▸ Aim of the task
Print the full listing exactly.

▸ Dataset rows
________________

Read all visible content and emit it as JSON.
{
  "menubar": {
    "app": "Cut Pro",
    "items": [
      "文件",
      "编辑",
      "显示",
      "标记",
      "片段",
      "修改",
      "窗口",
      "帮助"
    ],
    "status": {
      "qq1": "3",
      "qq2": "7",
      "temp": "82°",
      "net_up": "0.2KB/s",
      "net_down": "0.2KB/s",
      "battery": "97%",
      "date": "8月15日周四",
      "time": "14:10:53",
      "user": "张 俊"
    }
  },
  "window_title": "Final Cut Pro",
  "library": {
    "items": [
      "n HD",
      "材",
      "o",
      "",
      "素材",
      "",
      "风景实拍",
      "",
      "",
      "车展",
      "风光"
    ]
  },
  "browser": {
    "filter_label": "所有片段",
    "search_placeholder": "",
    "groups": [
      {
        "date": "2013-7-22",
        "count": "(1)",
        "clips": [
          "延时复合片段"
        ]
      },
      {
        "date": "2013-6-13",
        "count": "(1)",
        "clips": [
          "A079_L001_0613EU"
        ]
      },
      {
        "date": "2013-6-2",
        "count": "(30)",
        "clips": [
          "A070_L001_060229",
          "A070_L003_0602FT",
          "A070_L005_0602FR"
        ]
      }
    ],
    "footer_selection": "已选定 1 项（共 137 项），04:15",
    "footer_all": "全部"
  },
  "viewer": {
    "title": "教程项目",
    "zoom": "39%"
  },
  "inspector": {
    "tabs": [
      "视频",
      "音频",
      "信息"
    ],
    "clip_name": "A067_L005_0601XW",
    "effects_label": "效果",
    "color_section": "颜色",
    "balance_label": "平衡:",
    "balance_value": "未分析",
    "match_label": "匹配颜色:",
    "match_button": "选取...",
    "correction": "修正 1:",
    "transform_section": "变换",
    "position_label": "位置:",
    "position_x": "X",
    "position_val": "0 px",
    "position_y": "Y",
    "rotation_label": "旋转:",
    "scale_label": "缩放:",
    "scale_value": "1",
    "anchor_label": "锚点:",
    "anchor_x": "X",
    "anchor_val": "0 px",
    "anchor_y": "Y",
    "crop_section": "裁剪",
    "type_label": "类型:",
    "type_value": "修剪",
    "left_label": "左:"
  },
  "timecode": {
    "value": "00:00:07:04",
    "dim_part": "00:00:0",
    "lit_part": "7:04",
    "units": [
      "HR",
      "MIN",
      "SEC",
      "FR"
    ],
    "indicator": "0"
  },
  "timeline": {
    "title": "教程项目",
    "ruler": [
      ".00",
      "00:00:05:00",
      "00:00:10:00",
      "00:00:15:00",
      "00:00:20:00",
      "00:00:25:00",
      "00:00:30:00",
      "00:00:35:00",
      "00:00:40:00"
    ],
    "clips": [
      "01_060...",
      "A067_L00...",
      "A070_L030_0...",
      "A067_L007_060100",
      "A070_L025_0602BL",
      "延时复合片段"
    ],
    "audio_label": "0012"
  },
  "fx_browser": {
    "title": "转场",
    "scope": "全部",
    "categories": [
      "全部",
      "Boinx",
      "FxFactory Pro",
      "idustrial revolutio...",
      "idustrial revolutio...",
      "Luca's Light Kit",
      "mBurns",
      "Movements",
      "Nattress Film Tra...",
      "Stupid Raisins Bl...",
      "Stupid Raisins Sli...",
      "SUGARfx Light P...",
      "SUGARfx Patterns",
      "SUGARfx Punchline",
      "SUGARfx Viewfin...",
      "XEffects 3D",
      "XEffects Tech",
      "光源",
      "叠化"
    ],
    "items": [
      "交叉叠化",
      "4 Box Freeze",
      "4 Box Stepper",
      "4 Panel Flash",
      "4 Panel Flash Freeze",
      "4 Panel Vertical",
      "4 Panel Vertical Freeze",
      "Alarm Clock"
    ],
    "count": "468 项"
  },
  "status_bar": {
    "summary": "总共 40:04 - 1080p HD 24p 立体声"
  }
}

________________

▸ Complete answer
Read all visible content and emit it as JSON.
{
  "menubar": {
    "app": "Cut Pro",
    "items": [
      "文件",
      "编辑",
      "显示",
      "标记",
      "片段",
      "修改",
      "窗口",
      "帮助"
    ],
    "status": {
      "qq1": "3",
      "qq2": "7",
      "temp": "82°",
      "net_up": "0.2KB/s",
      "net_down": "0.2KB/s",
      "battery": "97%",
      "date": "8月15日周四",
      "time": "14:10:53",
      "user": "张 俊"
    }
  },
  "window_title": "Final Cut Pro",
  "library": {
    "items": [
      "n HD",
      "材",
      "o",
      "",
      "素材",
      "",
      "风景实拍",
      "",
      "",
      "车展",
      "风光"
    ]
  },
  "browser": {
    "filter_label": "所有片段",
    "search_placeholder": "",
    "groups": [
      {
        "date": "2013-7-22",
        "count": "(1)",
        "clips": [
          "延时复合片段"
        ]
      },
      {
        "date": "2013-6-13",
        "count": "(1)",
        "clips": [
          "A079_L001_0613EU"
        ]
      },
      {
        "date": "2013-6-2",
        "count": "(30)",
        "clips": [
          "A070_L001_060229",
          "A070_L003_0602FT",
          "A070_L005_0602FR"
        ]
      }
    ],
    "footer_selection": "已选定 1 项（共 137 项），04:15",
    "footer_all": "全部"
  },
  "viewer": {
    "title": "教程项目",
    "zoom": "39%"
  },
  "inspector": {
    "tabs": [
      "视频",
      "音频",
      "信息"
    ],
    "clip_name": "A067_L005_0601XW",
    "effects_label": "效果",
    "color_section": "颜色",
    "balance_label": "平衡:",
    "balance_value": "未分析",
    "match_label": "匹配颜色:",
    "match_button": "选取...",
    "correction": "修正 1:",
    "transform_section": "变换",
    "position_label": "位置:",
    "position_x": "X",
    "position_val": "0 px",
    "position_y": "Y",
    "rotation_label": "旋转:",
    "scale_label": "缩放:",
    "scale_value": "1",
    "anchor_label": "锚点:",
    "anchor_x": "X",
    "anchor_val": "0 px",
    "anchor_y": "Y",
    "crop_section": "裁剪",
    "type_label": "类型:",
    "type_value": "修剪",
    "left_label": "左:"
  },
  "timecode": {
    "value": "00:00:07:04",
    "dim_part": "00:00:0",
    "lit_part": "7:04",
    "units": [
      "HR",
      "MIN",
      "SEC",
      "FR"
    ],
    "indicator": "0"
  },
  "timeline": {
    "title": "教程项目",
    "ruler": [
      ".00",
      "00:00:05:00",
      "00:00:10:00",
      "00:00:15:00",
      "00:00:20:00",
      "00:00:25:00",
      "00:00:30:00",
      "00:00:35:00",
      "00:00:40:00"
    ],
    "clips": [
      "01_060...",
      "A067_L00...",
      "A070_L030_0...",
      "A067_L007_060100",
      "A070_L025_0602BL",
      "延时复合片段"
    ],
    "audio_label": "0012"
  },
  "fx_browser": {
    "title": "转场",
    "scope": "全部",
    "categories": [
      "全部",
      "Boinx",
      "FxFactory Pro",
      "idustrial revolutio...",
      "idustrial revolutio...",
      "Luca's Light Kit",
      "mBurns",
      "Movements",
      "Nattress Film Tra...",
      "Stupid Raisins Bl...",
      "Stupid Raisins Sli...",
      "SUGARfx Light P...",
      "SUGARfx Patterns",
      "SUGARfx Punchline",
      "SUGARfx Viewfin...",
      "XEffects 3D",
      "XEffects Tech",
      "光源",
      "叠化"
    ],
    "items": [
      "交叉叠化",
      "4 Box Freeze",
      "4 Box Stepper",
      "4 Panel Flash",
      "4 Panel Flash Freeze",
      "4 Panel Vertical",
      "4 Panel Vertical Freeze",
      "Alarm Clock"
    ],
    "count": "468 项"
  },
  "status_bar": {
    "summary": "总共 40:04 - 1080p HD 24p 立体声"
  }
}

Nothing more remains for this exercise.